_Required work_
Reproduce the full listing below unchanged, apart from the pictures.

***

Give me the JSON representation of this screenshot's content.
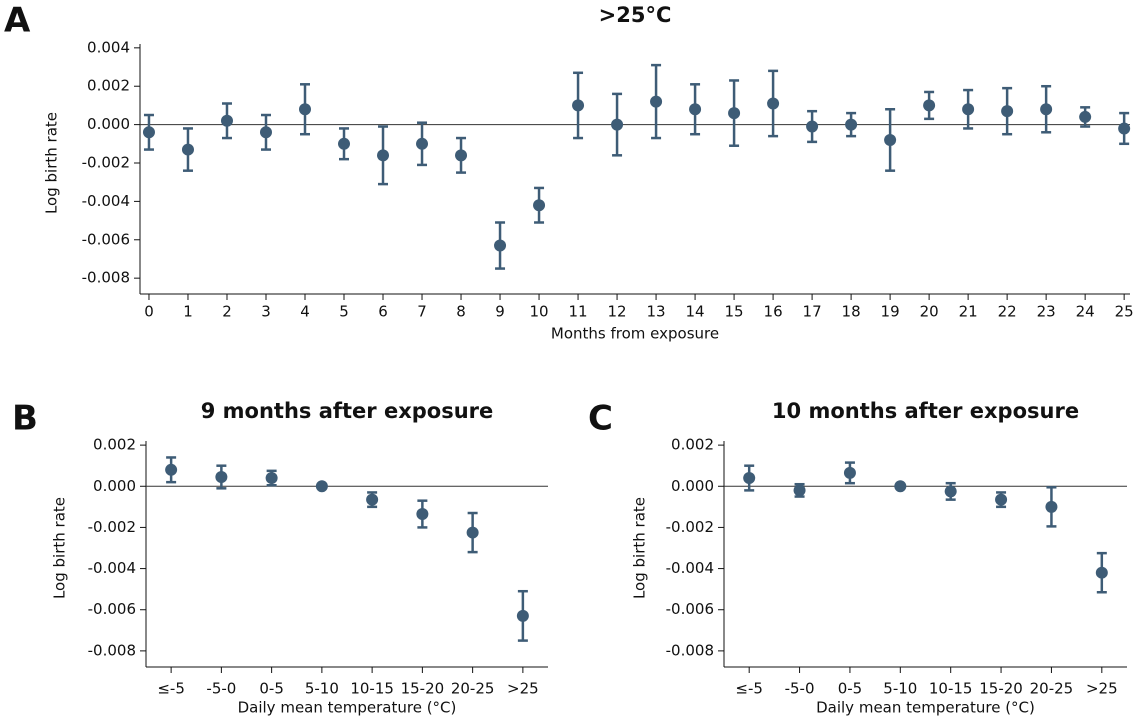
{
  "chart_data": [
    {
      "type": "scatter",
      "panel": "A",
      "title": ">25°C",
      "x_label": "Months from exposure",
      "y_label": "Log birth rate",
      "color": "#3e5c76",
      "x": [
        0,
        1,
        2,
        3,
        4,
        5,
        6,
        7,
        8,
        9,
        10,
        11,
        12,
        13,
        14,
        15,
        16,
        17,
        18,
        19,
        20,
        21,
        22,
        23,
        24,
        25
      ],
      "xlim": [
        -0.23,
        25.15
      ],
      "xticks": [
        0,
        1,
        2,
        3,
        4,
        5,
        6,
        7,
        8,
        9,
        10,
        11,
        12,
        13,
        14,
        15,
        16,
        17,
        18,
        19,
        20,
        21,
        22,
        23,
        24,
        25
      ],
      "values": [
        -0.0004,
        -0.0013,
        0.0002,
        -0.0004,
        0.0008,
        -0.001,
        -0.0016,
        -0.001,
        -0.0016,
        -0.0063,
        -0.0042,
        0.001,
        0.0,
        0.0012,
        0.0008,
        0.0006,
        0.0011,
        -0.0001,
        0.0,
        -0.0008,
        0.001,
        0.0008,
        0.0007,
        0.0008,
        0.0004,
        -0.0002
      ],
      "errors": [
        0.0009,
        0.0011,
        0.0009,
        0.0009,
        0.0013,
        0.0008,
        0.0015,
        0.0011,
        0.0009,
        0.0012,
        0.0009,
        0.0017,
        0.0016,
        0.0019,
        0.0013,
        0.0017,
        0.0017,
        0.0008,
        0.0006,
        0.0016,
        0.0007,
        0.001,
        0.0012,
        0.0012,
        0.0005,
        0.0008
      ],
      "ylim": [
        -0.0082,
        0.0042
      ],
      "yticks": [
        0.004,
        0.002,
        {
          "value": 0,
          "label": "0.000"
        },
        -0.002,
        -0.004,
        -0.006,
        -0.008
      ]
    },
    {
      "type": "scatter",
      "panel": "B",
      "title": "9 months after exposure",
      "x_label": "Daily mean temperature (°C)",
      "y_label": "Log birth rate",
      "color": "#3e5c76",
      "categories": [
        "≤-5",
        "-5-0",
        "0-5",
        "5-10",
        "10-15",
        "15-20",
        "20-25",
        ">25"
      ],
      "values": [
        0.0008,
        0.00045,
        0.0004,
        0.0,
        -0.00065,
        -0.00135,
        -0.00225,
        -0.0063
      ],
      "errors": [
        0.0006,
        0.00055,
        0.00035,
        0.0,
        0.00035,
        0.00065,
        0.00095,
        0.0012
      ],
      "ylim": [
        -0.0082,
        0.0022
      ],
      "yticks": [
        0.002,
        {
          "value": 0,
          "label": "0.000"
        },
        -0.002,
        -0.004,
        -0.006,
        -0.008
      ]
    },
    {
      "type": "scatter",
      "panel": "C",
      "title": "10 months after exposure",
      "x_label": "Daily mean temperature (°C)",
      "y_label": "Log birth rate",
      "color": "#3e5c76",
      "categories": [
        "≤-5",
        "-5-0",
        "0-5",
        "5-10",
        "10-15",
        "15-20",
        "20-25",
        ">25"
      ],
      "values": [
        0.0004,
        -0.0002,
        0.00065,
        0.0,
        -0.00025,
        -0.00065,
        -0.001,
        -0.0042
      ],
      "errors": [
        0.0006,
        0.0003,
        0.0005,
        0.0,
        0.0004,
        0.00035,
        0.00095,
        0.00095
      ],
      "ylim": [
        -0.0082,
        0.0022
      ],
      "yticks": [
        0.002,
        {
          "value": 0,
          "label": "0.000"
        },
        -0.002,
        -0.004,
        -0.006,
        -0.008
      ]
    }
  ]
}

***

_Task response_
Give me the JSON representation of this screenshot's content.
{
  "chart_data": [
    {
      "type": "scatter",
      "panel": "A",
      "title": ">25°C",
      "x_label": "Months from exposure",
      "y_label": "Log birth rate",
      "color": "#3e5c76",
      "x": [
        0,
        1,
        2,
        3,
        4,
        5,
        6,
        7,
        8,
        9,
        10,
        11,
        12,
        13,
        14,
        15,
        16,
        17,
        18,
        19,
        20,
        21,
        22,
        23,
        24,
        25
      ],
      "xlim": [
        -0.23,
        25.15
      ],
      "xticks": [
        0,
        1,
        2,
        3,
        4,
        5,
        6,
        7,
        8,
        9,
        10,
        11,
        12,
        13,
        14,
        15,
        16,
        17,
        18,
        19,
        20,
        21,
        22,
        23,
        24,
        25
      ],
      "values": [
        -0.0004,
        -0.0013,
        0.0002,
        -0.0004,
        0.0008,
        -0.001,
        -0.0016,
        -0.001,
        -0.0016,
        -0.0063,
        -0.0042,
        0.001,
        0.0,
        0.0012,
        0.0008,
        0.0006,
        0.0011,
        -0.0001,
        0.0,
        -0.0008,
        0.001,
        0.0008,
        0.0007,
        0.0008,
        0.0004,
        -0.0002
      ],
      "errors": [
        0.0009,
        0.0011,
        0.0009,
        0.0009,
        0.0013,
        0.0008,
        0.0015,
        0.0011,
        0.0009,
        0.0012,
        0.0009,
        0.0017,
        0.0016,
        0.0019,
        0.0013,
        0.0017,
        0.0017,
        0.0008,
        0.0006,
        0.0016,
        0.0007,
        0.001,
        0.0012,
        0.0012,
        0.0005,
        0.0008
      ],
      "ylim": [
        -0.0082,
        0.0042
      ],
      "yticks": [
        0.004,
        0.002,
        {
          "value": 0,
          "label": "0.000"
        },
        -0.002,
        -0.004,
        -0.006,
        -0.008
      ]
    },
    {
      "type": "scatter",
      "panel": "B",
      "title": "9 months after exposure",
      "x_label": "Daily mean temperature (°C)",
      "y_label": "Log birth rate",
      "color": "#3e5c76",
      "categories": [
        "≤-5",
        "-5-0",
        "0-5",
        "5-10",
        "10-15",
        "15-20",
        "20-25",
        ">25"
      ],
      "values": [
        0.0008,
        0.00045,
        0.0004,
        0.0,
        -0.00065,
        -0.00135,
        -0.00225,
        -0.0063
      ],
      "errors": [
        0.0006,
        0.00055,
        0.00035,
        0.0,
        0.00035,
        0.00065,
        0.00095,
        0.0012
      ],
      "ylim": [
        -0.0082,
        0.0022
      ],
      "yticks": [
        0.002,
        {
          "value": 0,
          "label": "0.000"
        },
        -0.002,
        -0.004,
        -0.006,
        -0.008
      ]
    },
    {
      "type": "scatter",
      "panel": "C",
      "title": "10 months after exposure",
      "x_label": "Daily mean temperature (°C)",
      "y_label": "Log birth rate",
      "color": "#3e5c76",
      "categories": [
        "≤-5",
        "-5-0",
        "0-5",
        "5-10",
        "10-15",
        "15-20",
        "20-25",
        ">25"
      ],
      "values": [
        0.0004,
        -0.0002,
        0.00065,
        0.0,
        -0.00025,
        -0.00065,
        -0.001,
        -0.0042
      ],
      "errors": [
        0.0006,
        0.0003,
        0.0005,
        0.0,
        0.0004,
        0.00035,
        0.00095,
        0.00095
      ],
      "ylim": [
        -0.0082,
        0.0022
      ],
      "yticks": [
        0.002,
        {
          "value": 0,
          "label": "0.000"
        },
        -0.002,
        -0.004,
        -0.006,
        -0.008
      ]
    }
  ]
}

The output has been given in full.